* Begin Input for this task *

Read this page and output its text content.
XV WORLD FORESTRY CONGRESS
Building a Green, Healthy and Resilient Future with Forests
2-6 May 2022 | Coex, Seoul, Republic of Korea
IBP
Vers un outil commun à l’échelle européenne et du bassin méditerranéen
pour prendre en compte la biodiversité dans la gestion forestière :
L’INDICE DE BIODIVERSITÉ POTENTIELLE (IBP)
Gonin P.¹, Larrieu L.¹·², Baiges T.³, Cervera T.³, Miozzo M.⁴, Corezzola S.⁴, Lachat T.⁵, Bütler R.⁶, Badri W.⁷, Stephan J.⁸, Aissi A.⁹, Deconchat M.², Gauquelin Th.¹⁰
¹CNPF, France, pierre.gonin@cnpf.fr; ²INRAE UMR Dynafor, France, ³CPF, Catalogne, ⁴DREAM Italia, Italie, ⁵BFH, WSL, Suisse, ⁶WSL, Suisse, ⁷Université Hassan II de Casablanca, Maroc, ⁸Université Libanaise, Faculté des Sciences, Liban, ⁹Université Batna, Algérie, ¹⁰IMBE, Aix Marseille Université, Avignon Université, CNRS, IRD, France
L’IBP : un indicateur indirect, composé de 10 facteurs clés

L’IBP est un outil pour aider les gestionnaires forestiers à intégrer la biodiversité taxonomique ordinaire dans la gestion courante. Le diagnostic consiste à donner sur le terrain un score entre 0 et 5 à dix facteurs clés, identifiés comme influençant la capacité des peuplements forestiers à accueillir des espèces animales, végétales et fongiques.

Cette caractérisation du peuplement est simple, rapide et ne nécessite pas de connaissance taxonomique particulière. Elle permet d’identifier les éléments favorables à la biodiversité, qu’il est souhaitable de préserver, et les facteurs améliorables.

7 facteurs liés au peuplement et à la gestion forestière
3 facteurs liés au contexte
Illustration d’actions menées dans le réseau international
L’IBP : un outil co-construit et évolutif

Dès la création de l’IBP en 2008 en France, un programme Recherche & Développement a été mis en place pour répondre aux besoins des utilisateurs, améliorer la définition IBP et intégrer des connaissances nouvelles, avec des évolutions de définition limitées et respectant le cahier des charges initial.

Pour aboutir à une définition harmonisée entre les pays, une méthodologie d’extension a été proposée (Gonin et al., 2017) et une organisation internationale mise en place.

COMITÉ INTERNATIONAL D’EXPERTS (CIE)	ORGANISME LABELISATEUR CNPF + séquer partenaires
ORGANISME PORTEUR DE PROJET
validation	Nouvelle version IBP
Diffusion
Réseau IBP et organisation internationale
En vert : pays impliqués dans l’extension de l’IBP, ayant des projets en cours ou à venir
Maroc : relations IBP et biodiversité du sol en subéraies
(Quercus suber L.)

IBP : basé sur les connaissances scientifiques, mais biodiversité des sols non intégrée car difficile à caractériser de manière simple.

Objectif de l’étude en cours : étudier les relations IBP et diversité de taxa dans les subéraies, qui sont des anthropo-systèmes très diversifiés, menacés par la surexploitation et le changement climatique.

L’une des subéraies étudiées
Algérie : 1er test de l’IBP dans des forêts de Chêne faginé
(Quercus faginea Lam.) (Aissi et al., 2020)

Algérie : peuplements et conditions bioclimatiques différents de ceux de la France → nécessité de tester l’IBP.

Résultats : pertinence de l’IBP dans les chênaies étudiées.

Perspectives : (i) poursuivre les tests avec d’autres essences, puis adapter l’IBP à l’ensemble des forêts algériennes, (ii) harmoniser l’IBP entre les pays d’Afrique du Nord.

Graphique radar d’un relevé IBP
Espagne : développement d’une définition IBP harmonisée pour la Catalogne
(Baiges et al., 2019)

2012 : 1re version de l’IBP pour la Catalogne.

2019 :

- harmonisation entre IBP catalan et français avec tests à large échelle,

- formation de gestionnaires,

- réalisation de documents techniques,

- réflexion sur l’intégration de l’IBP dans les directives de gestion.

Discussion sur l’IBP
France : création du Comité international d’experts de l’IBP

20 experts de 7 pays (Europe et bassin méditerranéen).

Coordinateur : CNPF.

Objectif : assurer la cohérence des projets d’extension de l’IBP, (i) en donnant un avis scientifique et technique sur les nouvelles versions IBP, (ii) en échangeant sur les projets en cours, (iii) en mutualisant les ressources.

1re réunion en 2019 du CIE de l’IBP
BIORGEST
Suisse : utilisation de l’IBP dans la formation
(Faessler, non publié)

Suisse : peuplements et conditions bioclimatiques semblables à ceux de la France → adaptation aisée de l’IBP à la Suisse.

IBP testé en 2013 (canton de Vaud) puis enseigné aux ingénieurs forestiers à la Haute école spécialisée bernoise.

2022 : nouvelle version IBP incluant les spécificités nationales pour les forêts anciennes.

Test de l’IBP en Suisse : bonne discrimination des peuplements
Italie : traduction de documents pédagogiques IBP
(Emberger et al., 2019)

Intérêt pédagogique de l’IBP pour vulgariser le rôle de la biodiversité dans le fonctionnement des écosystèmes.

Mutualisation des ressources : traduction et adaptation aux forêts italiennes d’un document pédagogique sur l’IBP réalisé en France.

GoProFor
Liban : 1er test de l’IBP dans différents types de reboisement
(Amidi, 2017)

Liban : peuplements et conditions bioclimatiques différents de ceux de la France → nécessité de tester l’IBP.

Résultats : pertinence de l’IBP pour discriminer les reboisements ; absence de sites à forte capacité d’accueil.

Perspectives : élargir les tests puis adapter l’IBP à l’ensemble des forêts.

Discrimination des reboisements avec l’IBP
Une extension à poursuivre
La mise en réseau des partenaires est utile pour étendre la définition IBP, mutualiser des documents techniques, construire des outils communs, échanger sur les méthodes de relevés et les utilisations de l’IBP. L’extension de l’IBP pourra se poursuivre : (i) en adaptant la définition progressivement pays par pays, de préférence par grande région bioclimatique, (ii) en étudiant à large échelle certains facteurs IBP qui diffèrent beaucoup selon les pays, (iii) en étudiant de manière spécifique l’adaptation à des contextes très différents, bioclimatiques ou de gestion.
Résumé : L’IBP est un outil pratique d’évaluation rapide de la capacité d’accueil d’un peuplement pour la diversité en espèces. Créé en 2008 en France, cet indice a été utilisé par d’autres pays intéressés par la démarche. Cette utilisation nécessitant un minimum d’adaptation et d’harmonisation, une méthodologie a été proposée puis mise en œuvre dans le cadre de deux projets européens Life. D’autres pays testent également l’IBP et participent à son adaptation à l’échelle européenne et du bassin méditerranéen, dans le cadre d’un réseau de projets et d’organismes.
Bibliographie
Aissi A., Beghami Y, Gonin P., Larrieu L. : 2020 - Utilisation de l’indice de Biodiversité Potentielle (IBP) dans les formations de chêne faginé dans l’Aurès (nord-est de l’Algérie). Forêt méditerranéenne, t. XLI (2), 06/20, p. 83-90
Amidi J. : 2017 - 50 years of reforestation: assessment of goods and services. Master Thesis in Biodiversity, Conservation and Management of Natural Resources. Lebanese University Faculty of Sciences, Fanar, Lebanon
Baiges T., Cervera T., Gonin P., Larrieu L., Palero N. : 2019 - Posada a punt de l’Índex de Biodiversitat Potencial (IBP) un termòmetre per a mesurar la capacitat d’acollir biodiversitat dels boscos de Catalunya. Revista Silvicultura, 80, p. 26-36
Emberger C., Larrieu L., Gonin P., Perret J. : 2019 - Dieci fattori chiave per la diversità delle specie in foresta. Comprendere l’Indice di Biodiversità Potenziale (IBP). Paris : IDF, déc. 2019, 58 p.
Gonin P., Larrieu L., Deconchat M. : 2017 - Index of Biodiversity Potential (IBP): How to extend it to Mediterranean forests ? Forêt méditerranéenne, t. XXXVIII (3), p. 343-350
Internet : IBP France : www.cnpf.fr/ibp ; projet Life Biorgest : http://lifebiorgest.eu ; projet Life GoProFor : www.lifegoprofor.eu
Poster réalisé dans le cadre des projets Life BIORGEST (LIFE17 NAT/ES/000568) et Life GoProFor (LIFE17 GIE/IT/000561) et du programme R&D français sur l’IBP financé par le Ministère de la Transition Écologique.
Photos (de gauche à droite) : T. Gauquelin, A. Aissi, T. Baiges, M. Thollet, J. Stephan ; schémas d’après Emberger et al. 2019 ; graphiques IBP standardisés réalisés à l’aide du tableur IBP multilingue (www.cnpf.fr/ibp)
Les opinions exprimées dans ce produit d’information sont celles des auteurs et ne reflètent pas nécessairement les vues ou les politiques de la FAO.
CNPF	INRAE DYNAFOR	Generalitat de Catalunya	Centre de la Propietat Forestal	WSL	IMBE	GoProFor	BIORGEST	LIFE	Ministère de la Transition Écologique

* End Input for this task *

→ Stated goal:
Only a number is needed: how many lines of the material above contain "organisation"?

→ Answer to this task:
2